» **WHAT YOU ARE ASKED TO DO**
Copy out all lines with the word "JSON" in them.

━━━

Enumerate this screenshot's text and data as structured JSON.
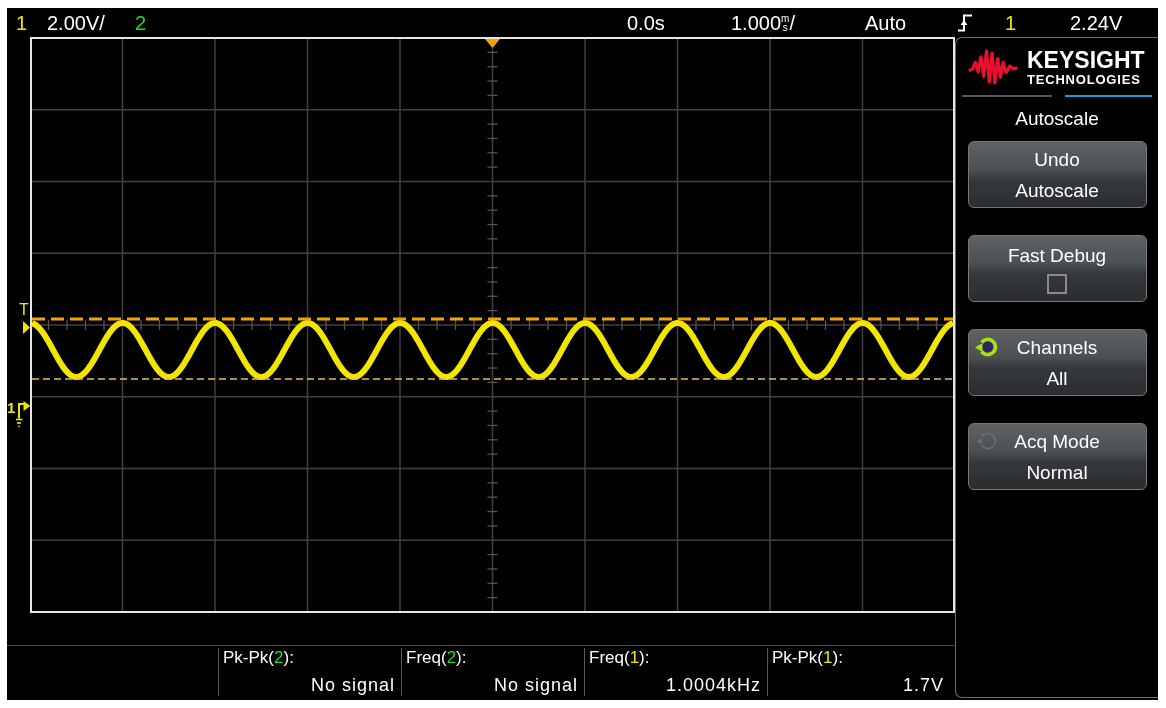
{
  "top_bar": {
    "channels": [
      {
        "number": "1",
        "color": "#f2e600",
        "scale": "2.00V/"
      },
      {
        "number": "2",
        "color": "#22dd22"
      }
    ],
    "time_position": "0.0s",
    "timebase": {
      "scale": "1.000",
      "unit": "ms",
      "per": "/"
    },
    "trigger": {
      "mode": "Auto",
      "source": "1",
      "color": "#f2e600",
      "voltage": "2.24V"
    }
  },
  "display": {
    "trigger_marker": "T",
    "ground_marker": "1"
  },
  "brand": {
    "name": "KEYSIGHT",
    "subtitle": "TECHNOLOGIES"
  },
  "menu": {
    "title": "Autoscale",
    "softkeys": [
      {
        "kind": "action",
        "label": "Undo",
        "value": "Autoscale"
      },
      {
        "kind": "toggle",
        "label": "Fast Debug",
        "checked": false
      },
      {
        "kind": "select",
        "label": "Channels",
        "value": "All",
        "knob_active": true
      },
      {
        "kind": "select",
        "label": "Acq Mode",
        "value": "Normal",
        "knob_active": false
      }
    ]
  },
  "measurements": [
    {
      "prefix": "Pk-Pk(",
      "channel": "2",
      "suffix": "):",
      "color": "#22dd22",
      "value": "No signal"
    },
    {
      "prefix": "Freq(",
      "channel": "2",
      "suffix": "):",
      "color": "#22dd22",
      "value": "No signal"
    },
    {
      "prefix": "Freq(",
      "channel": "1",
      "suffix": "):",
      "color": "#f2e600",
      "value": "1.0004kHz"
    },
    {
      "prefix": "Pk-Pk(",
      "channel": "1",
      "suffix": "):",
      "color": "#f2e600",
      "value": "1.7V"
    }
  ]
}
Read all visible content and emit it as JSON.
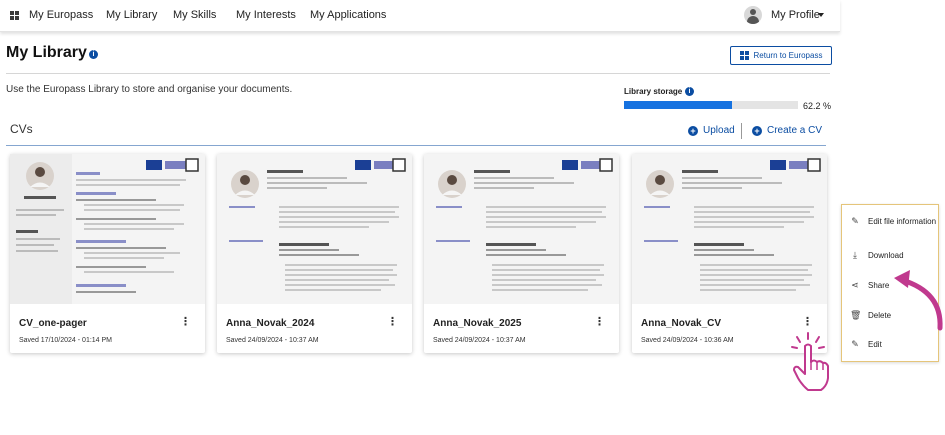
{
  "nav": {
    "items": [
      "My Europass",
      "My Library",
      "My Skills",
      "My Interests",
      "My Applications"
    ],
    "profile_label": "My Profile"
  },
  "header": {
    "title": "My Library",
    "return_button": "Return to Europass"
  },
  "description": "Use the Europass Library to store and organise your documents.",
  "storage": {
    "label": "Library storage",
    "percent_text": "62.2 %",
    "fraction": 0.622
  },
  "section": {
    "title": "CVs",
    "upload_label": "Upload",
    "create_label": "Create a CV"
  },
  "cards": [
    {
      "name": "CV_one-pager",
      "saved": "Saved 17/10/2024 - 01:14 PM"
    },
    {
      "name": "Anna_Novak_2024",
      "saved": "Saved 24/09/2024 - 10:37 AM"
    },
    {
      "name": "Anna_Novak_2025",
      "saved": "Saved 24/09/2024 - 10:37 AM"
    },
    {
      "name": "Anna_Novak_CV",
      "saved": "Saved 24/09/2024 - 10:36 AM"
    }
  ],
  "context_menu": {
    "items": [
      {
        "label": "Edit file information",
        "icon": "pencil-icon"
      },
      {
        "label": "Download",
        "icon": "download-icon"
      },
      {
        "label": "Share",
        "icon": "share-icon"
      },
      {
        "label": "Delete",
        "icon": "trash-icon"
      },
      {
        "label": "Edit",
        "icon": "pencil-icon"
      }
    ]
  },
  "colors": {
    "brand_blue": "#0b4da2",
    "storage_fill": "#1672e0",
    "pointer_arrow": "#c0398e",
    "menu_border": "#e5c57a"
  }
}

━━━

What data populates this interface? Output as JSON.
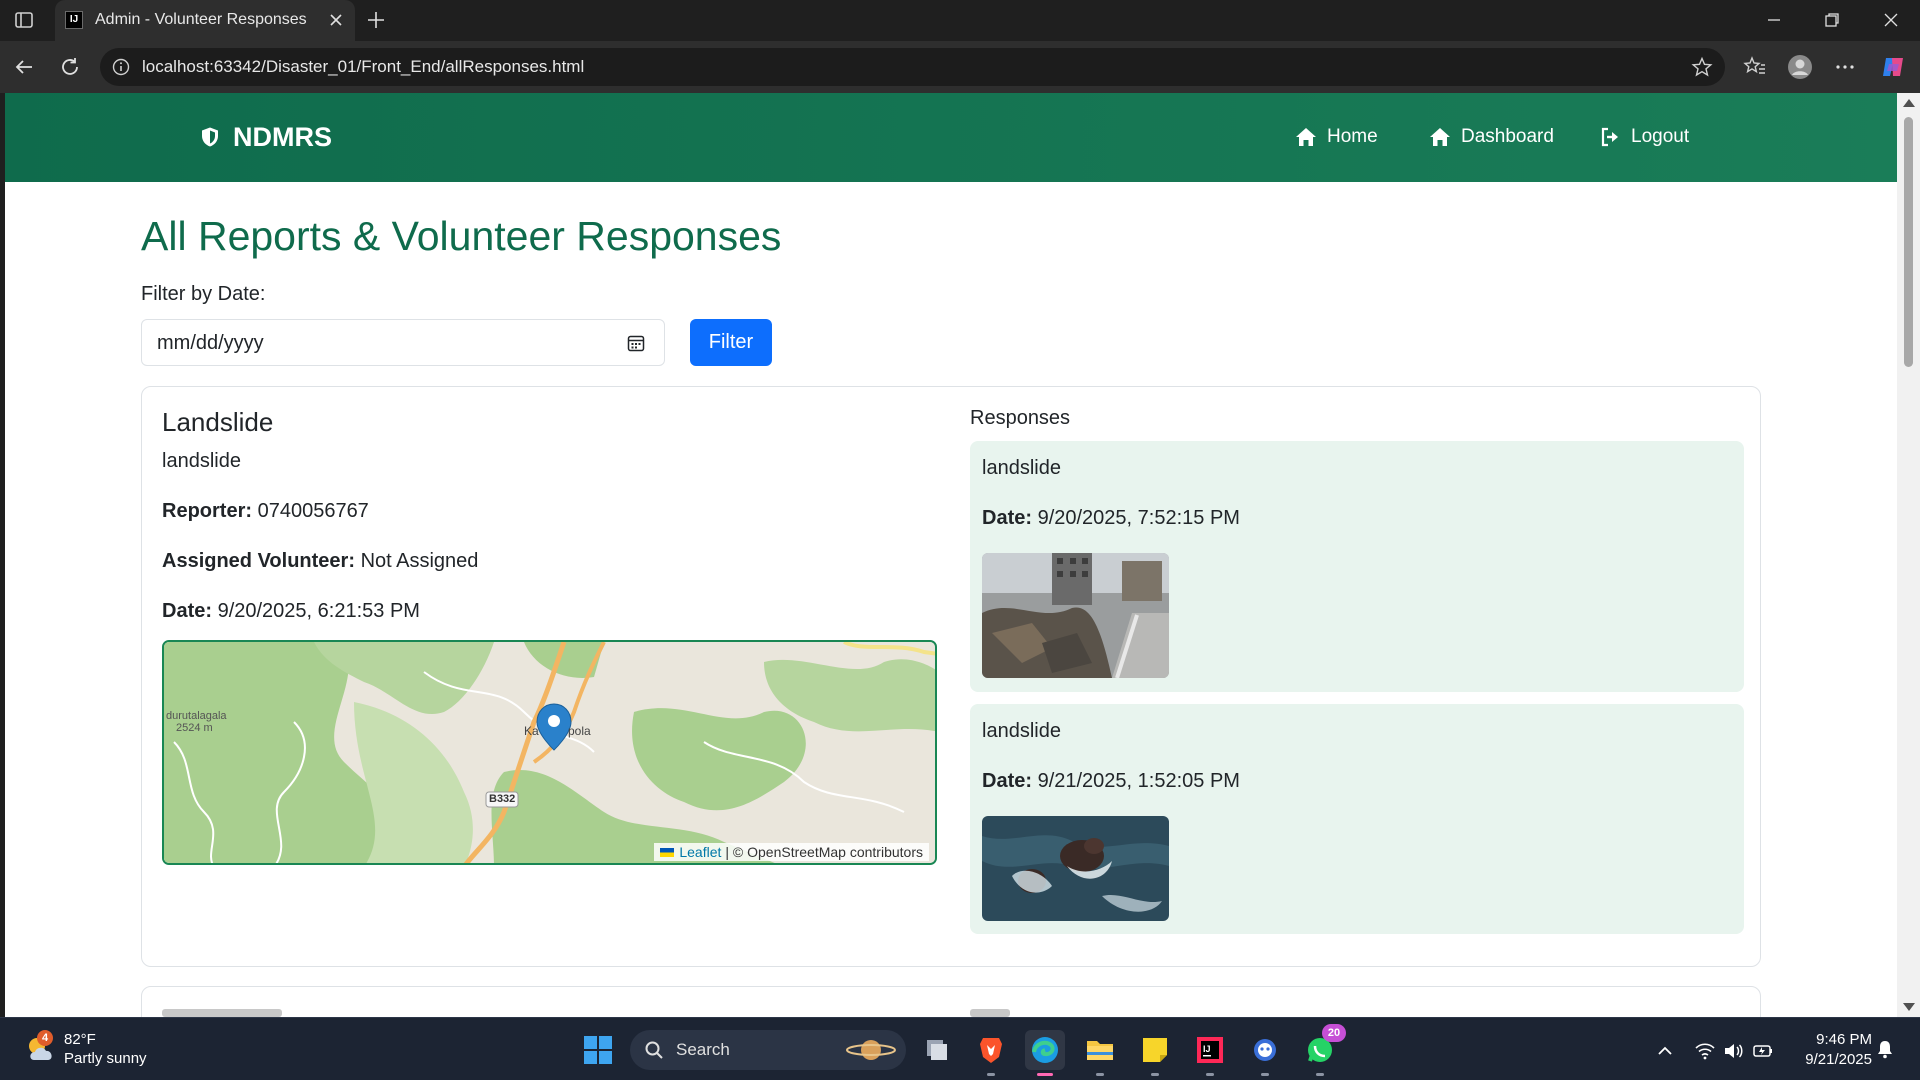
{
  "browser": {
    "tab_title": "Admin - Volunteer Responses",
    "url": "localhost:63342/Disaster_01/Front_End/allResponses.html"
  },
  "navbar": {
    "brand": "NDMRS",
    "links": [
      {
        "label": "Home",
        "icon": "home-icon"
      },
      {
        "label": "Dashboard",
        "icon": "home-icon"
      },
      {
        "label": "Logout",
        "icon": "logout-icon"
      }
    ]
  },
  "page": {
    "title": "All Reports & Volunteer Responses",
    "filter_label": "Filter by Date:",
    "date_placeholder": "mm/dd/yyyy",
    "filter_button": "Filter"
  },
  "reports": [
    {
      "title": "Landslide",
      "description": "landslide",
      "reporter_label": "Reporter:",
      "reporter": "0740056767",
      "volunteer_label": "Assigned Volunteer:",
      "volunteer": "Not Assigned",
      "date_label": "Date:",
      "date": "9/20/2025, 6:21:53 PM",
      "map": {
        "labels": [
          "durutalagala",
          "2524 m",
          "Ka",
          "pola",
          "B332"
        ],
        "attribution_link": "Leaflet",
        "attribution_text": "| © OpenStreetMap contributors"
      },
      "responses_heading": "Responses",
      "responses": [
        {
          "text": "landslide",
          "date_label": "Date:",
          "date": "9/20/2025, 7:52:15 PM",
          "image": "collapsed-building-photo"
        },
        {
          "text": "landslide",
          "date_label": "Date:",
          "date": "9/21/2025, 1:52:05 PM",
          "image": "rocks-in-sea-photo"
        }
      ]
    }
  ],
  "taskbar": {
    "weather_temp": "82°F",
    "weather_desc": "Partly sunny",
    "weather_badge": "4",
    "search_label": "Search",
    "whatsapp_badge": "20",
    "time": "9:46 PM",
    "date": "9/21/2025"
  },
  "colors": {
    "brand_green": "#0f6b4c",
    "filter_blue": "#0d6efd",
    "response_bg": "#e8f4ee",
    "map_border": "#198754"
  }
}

━━━

» **RIGHT ANSWER**
Enumerate this screenshot's text and data as structured JSON.
Read all visible content and emit it as JSON.
What data populates this interface? Output as JSON.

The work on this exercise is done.